# REQUEST
Leaving out the pictures, transcribe all of the records faithfully.

········

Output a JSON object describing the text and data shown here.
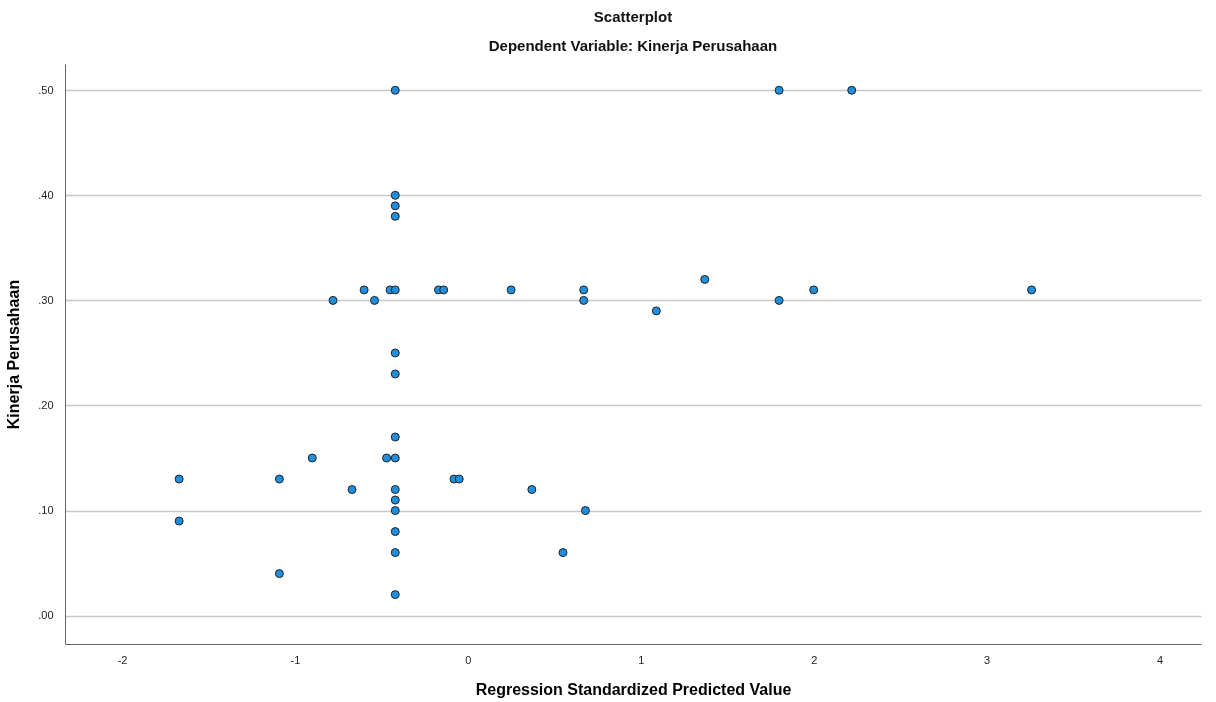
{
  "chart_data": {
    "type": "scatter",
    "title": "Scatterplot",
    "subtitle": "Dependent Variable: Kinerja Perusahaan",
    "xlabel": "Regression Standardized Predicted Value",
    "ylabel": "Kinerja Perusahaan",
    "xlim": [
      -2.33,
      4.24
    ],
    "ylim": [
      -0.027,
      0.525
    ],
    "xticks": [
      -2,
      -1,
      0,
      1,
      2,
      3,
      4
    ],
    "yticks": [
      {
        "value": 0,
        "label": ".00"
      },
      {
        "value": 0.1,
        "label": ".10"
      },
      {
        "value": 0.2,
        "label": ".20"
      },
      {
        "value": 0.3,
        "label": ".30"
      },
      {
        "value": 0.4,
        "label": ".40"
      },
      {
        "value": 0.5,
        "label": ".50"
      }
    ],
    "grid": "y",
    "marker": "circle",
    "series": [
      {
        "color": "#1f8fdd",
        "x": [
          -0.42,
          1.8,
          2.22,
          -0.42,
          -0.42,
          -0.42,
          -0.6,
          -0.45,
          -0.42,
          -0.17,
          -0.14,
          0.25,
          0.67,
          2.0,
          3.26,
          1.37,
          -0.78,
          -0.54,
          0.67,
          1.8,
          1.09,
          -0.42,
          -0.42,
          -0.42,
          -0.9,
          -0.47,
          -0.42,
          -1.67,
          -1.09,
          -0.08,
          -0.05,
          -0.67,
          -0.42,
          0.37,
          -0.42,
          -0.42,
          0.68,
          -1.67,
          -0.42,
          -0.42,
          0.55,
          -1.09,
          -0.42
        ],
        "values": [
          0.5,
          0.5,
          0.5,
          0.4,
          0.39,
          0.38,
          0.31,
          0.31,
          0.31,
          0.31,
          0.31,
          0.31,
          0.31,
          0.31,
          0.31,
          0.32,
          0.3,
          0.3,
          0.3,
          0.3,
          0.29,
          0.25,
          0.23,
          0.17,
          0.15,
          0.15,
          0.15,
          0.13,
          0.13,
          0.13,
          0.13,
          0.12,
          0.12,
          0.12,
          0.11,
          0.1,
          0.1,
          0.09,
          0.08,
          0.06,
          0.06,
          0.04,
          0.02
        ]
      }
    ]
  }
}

········

# SOLUTION
Output a JSON object describing the text and data shown here.
{
  "chart_data": {
    "type": "scatter",
    "title": "Scatterplot",
    "subtitle": "Dependent Variable: Kinerja Perusahaan",
    "xlabel": "Regression Standardized Predicted Value",
    "ylabel": "Kinerja Perusahaan",
    "xlim": [
      -2.33,
      4.24
    ],
    "ylim": [
      -0.027,
      0.525
    ],
    "xticks": [
      -2,
      -1,
      0,
      1,
      2,
      3,
      4
    ],
    "yticks": [
      {
        "value": 0,
        "label": ".00"
      },
      {
        "value": 0.1,
        "label": ".10"
      },
      {
        "value": 0.2,
        "label": ".20"
      },
      {
        "value": 0.3,
        "label": ".30"
      },
      {
        "value": 0.4,
        "label": ".40"
      },
      {
        "value": 0.5,
        "label": ".50"
      }
    ],
    "grid": "y",
    "marker": "circle",
    "series": [
      {
        "color": "#1f8fdd",
        "x": [
          -0.42,
          1.8,
          2.22,
          -0.42,
          -0.42,
          -0.42,
          -0.6,
          -0.45,
          -0.42,
          -0.17,
          -0.14,
          0.25,
          0.67,
          2.0,
          3.26,
          1.37,
          -0.78,
          -0.54,
          0.67,
          1.8,
          1.09,
          -0.42,
          -0.42,
          -0.42,
          -0.9,
          -0.47,
          -0.42,
          -1.67,
          -1.09,
          -0.08,
          -0.05,
          -0.67,
          -0.42,
          0.37,
          -0.42,
          -0.42,
          0.68,
          -1.67,
          -0.42,
          -0.42,
          0.55,
          -1.09,
          -0.42
        ],
        "values": [
          0.5,
          0.5,
          0.5,
          0.4,
          0.39,
          0.38,
          0.31,
          0.31,
          0.31,
          0.31,
          0.31,
          0.31,
          0.31,
          0.31,
          0.31,
          0.32,
          0.3,
          0.3,
          0.3,
          0.3,
          0.29,
          0.25,
          0.23,
          0.17,
          0.15,
          0.15,
          0.15,
          0.13,
          0.13,
          0.13,
          0.13,
          0.12,
          0.12,
          0.12,
          0.11,
          0.1,
          0.1,
          0.09,
          0.08,
          0.06,
          0.06,
          0.04,
          0.02
        ]
      }
    ]
  }
}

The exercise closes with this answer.